** Aim **
Pictures aside, repeat every entry exactly.

── Supplied entries

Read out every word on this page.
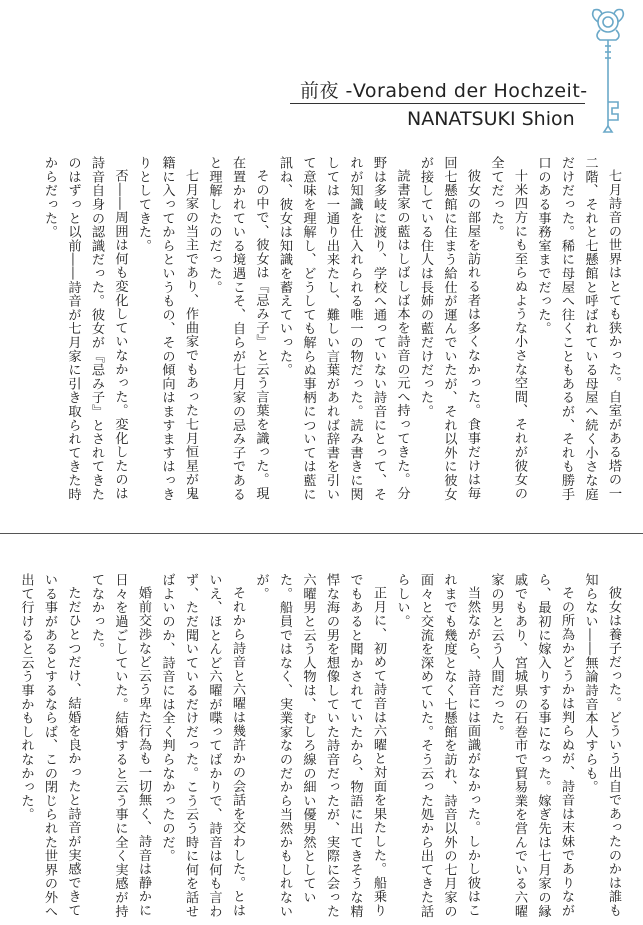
前夜 -Vorabend der Hochzeit-
NANATSUKI Shion

七月詩音の世界はとても狭かった。自室がある塔の一二階、それと七懸館と呼ばれている母屋へ続く小さな庭だけだった。稀に母屋へ往くこともあるが、それも勝手口のある事務室までだった。

十米四方にも至らぬような小さな空間、それが彼女の全てだった。

彼女の部屋を訪れる者は多くなかった。食事だけは毎回七懸館に住まう給仕が運んでいたが、それ以外に彼女が接している住人は長姉の藍だけだった。

読書家の藍はしばしば本を詩音の元へ持ってきた。分野は多岐に渡り、学校へ通っていない詩音にとって、それが知識を仕入れられる唯一の物だった。読み書きに関しては一通り出来たし、難しい言葉があれば辞書を引いて意味を理解し、どうしても解らぬ事柄については藍に訊ね、彼女は知識を蓄えていった。

その中で、彼女は『忌み子』と云う言葉を識った。現在置かれている境遇こそ、自らが七月家の忌み子であると理解したのだった。

七月家の当主であり、作曲家でもあった七月恒星が鬼籍に入ってからというもの、その傾向はますますはっきりとしてきた。

否――周囲は何も変化していなかった。変化したのは詩音自身の認識だった。彼女が『忌み子』とされてきたのはずっと以前――詩音が七月家に引き取られてきた時からだった。

彼女は養子だった。どういう出自であったのかは誰も知らない――無論詩音本人すらも。

その所為かどうかは判らぬが、詩音は末妹でありながら、最初に嫁入りする事になった。嫁ぎ先は七月家の縁戚でもあり、宮城県の石巻市で貿易業を営んでいる六曜家の男と云う人間だった。

当然ながら、詩音には面識がなかった。しかし彼はこれまでも幾度となく七懸館を訪れ、詩音以外の七月家の面々と交流を深めていた。そう云った処から出てきた話らしい。

正月に、初めて詩音は六曜と対面を果たした。船乗りでもあると聞かされていたから、物語に出てきそうな精悍な海の男を想像していた詩音だったが、実際に会った六曜男と云う人物は、むしろ線の細い優男然としていた。船員ではなく、実業家なのだから当然かもしれないが。

それから詩音と六曜は幾許かの会話を交わした。とはいえ、ほとんど六曜が喋ってばかりで、詩音は何も言わず、ただ聞いているだけだった。こう云う時に何を話せばよいのか、詩音には全く判らなかったのだ。

婚前交渉など云う卑た行為も一切無く、詩音は静かに日々を過ごしていた。結婚すると云う事に全く実感が持てなかった。

ただひとつだけ、結婚を良かったと詩音が実感できている事があるとするならば、この閉じられた世界の外へ出て行けると云う事かもしれなかった。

────

** Written answer **
Read out every word on this page.
前夜 -Vorabend der Hochzeit-
NANATSUKI Shion

七月詩音の世界はとても狭かった。自室がある塔の一二階、それと七懸館と呼ばれている母屋へ続く小さな庭だけだった。稀に母屋へ往くこともあるが、それも勝手口のある事務室までだった。

十米四方にも至らぬような小さな空間、それが彼女の全てだった。

彼女の部屋を訪れる者は多くなかった。食事だけは毎回七懸館に住まう給仕が運んでいたが、それ以外に彼女が接している住人は長姉の藍だけだった。

読書家の藍はしばしば本を詩音の元へ持ってきた。分野は多岐に渡り、学校へ通っていない詩音にとって、それが知識を仕入れられる唯一の物だった。読み書きに関しては一通り出来たし、難しい言葉があれば辞書を引いて意味を理解し、どうしても解らぬ事柄については藍に訊ね、彼女は知識を蓄えていった。

その中で、彼女は『忌み子』と云う言葉を識った。現在置かれている境遇こそ、自らが七月家の忌み子であると理解したのだった。

七月家の当主であり、作曲家でもあった七月恒星が鬼籍に入ってからというもの、その傾向はますますはっきりとしてきた。

否――周囲は何も変化していなかった。変化したのは詩音自身の認識だった。彼女が『忌み子』とされてきたのはずっと以前――詩音が七月家に引き取られてきた時からだった。

彼女は養子だった。どういう出自であったのかは誰も知らない――無論詩音本人すらも。

その所為かどうかは判らぬが、詩音は末妹でありながら、最初に嫁入りする事になった。嫁ぎ先は七月家の縁戚でもあり、宮城県の石巻市で貿易業を営んでいる六曜家の男と云う人間だった。

当然ながら、詩音には面識がなかった。しかし彼はこれまでも幾度となく七懸館を訪れ、詩音以外の七月家の面々と交流を深めていた。そう云った処から出てきた話らしい。

正月に、初めて詩音は六曜と対面を果たした。船乗りでもあると聞かされていたから、物語に出てきそうな精悍な海の男を想像していた詩音だったが、実際に会った六曜男と云う人物は、むしろ線の細い優男然としていた。船員ではなく、実業家なのだから当然かもしれないが。

それから詩音と六曜は幾許かの会話を交わした。とはいえ、ほとんど六曜が喋ってばかりで、詩音は何も言わず、ただ聞いているだけだった。こう云う時に何を話せばよいのか、詩音には全く判らなかったのだ。

婚前交渉など云う卑た行為も一切無く、詩音は静かに日々を過ごしていた。結婚すると云う事に全く実感が持てなかった。

ただひとつだけ、結婚を良かったと詩音が実感できている事があるとするならば、この閉じられた世界の外へ出て行けると云う事かもしれなかった。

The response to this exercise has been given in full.